_Page excerpt_
------

Identify the rhetorical situation of one or more of the essays in The Message. What is the audience for the text? What is Coates’s purpose in writing the text? What kinds of evidence and appeals does Coates use to connect with that audience?
According to Coates, why is storytelling important? What kinds of power does storytelling grant, and what responsibilities does it confer? How does Coates use storytelling to advance his arguments?
How does Coates seek to counter dominant historical narratives, and to what ends? How does he position himself within a tradition of such resistance? Use details from the text to support your answer.
Coates tells his students that “[t]here has to be something in you, something that hungers for clarity” (18-19). Discuss the importance of clarity in the writer’s work. Is Coates always able to achieve clarity? If not, discuss those moments and what accounts for them.
Coates says of “The Case for Reparations” that his “stewardship had faltered” in his use of Israel as an example of people who benefited from reparations (143). Of what is he a steward, and how does he address that failure in “The Gigantic Dream”?
The Message is in part a travelogue, a genre in which a traveler recounts their observations and experiences in a particular place. What did Coates learn about himself, writing, and reality in each of the places he visited?

------

_Given records_

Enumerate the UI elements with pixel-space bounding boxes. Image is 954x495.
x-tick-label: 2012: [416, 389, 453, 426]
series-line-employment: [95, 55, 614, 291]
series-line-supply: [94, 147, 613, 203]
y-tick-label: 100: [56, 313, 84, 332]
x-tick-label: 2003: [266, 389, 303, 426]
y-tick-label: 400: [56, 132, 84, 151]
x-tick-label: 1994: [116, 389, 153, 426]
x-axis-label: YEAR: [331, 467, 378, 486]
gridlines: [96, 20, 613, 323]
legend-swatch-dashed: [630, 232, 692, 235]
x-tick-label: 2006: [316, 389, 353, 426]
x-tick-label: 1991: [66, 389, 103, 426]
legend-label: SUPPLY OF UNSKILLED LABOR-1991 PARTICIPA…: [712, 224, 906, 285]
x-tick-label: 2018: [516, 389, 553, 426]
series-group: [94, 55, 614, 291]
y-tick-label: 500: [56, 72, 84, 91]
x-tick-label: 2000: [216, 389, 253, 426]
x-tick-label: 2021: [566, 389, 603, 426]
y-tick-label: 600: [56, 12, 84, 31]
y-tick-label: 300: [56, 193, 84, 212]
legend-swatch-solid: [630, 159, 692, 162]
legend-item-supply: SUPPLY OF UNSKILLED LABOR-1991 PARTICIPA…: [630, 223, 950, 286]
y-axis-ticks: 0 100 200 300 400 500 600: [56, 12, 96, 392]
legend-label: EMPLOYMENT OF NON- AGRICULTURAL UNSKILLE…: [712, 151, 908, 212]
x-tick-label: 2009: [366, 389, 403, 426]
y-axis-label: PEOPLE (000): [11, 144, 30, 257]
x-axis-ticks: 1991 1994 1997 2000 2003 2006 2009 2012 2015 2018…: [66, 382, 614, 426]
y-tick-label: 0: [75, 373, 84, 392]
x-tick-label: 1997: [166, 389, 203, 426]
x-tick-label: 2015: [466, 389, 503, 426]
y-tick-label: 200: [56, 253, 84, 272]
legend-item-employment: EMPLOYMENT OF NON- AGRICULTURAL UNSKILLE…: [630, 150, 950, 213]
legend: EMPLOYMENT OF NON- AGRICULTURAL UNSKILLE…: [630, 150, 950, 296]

------

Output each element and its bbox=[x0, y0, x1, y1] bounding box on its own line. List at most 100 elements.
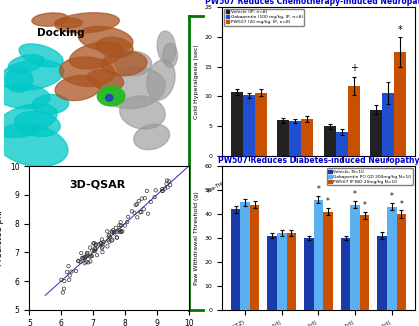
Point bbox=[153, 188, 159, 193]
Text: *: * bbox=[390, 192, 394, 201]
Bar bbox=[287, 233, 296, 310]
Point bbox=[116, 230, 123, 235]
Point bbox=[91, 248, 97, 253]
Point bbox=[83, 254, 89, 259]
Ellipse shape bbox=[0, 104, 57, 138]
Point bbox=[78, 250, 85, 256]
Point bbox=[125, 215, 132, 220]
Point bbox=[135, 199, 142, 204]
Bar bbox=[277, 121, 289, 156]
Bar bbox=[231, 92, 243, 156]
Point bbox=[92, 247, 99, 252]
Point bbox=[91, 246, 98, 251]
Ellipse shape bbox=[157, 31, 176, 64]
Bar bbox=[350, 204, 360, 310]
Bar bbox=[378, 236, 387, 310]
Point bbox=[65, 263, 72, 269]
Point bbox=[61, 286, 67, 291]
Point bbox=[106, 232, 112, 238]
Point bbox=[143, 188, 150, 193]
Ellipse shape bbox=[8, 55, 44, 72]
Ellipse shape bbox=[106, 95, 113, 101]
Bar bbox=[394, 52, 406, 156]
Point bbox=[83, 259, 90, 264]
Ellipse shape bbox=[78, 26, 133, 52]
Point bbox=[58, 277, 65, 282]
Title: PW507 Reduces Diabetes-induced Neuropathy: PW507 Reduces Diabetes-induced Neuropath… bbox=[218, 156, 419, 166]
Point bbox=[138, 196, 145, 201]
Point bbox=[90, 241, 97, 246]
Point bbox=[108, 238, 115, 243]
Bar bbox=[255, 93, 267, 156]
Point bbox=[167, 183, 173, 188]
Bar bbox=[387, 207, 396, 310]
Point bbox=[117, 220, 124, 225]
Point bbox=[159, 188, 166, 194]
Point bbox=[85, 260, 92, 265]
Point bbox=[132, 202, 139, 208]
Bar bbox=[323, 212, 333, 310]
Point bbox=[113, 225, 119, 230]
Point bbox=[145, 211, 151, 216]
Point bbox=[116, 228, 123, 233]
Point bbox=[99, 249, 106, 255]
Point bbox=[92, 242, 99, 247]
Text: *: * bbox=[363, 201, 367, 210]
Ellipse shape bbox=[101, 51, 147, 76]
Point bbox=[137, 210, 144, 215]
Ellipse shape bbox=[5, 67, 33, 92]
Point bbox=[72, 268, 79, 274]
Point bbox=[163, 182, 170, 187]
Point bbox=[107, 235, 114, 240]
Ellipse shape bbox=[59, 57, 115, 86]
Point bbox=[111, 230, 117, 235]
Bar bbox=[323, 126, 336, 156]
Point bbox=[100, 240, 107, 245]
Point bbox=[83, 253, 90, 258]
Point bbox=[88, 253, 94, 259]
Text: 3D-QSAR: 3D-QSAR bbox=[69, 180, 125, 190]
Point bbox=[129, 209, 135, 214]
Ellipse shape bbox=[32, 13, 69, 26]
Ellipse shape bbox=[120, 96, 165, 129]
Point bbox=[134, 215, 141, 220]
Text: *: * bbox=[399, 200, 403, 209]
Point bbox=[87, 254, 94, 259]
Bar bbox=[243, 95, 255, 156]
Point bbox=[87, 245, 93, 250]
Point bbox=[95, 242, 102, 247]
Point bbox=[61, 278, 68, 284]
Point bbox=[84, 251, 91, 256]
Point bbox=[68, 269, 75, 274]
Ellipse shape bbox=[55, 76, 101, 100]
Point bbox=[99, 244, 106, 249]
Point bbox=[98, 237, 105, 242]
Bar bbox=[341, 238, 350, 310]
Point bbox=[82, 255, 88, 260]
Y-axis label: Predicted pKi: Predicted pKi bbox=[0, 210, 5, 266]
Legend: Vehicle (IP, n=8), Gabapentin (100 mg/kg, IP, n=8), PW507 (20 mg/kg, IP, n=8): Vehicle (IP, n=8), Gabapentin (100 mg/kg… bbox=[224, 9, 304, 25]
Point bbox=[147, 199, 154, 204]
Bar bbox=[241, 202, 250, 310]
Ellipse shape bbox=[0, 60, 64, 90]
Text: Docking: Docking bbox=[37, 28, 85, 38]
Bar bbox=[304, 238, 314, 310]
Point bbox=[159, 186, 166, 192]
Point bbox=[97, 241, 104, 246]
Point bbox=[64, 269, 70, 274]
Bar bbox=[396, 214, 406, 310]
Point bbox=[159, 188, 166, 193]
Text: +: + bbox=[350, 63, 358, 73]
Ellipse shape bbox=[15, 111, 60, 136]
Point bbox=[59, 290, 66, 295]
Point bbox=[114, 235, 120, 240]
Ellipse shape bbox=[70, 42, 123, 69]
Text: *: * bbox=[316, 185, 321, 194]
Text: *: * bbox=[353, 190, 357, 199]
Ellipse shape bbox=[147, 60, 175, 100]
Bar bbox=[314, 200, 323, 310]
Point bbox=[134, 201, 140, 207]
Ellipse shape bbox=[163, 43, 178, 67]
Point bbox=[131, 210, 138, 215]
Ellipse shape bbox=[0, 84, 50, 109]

------

_Stated exercise A_
Shorten the paragraph of the discussion prompts on The Message that begins "Coates tells his students" while keeping its main points.
_Stated exercise B_
Format as a numbered list everything in the listing from the line containing "Enumerate the UI" down to the line containing "x-tick-label: 1997: [166, 389, 203, 426]".
The listing has no connection to the text.

_Final result A_
Coates tells his students that a writer needs "something that hungers for clarity" (18-19). Discuss why clarity matters in writing and whether Coates always achieves it. Where he does not, identify those moments and explain what causes them.

_Final result B_
1. Enumerate the UI elements with pixel-space bounding boxes. Image is 954x495.
2. x-tick-label: 2012: [416, 389, 453, 426]
3. series-line-employment: [95, 55, 614, 291]
4. series-line-supply: [94, 147, 613, 203]
5. y-tick-label: 100: [56, 313, 84, 332]
6. x-tick-label: 2003: [266, 389, 303, 426]
7. y-tick-label: 400: [56, 132, 84, 151]
8. x-tick-label: 1994: [116, 389, 153, 426]
9. x-axis-label: YEAR: [331, 467, 378, 486]
10. gridlines: [96, 20, 613, 323]
11. legend-swatch-dashed: [630, 232, 692, 235]
12. x-tick-label: 2006: [316, 389, 353, 426]
13. x-tick-label: 1991: [66, 389, 103, 426]
14. legend-label: SUPPLY OF UNSKILLED LABOR-1991 PARTICIPA…: [712, 224, 906, 285]
15. x-tick-label: 2018: [516, 389, 553, 426]
16. series-group: [94, 55, 614, 291]
17. y-tick-label: 500: [56, 72, 84, 91]
18. x-tick-label: 2000: [216, 389, 253, 426]
19. x-tick-label: 2021: [566, 389, 603, 426]
20. y-tick-label: 600: [56, 12, 84, 31]
21. y-tick-label: 300: [56, 193, 84, 212]
22. legend-swatch-solid: [630, 159, 692, 162]
23. legend-item-supply: SUPPLY OF UNSKILLED LABOR-1991 PARTICIPA…: [630, 223, 950, 286]
24. y-axis-ticks: 0 100 200 300 400 500 600: [56, 12, 96, 392]
25. legend-label: EMPLOYMENT OF NON- AGRICULTURAL UNSKILLE…: [712, 151, 908, 212]
26. x-tick-label: 2009: [366, 389, 403, 426]
27. y-axis-label: PEOPLE (000): [11, 144, 30, 257]
28. x-axis-ticks: 1991 1994 1997 2000 2003 2006 2009 2012 2015 2018…: [66, 382, 614, 426]
29. y-tick-label: 0: [75, 373, 84, 392]
30. x-tick-label: 1997: [166, 389, 203, 426]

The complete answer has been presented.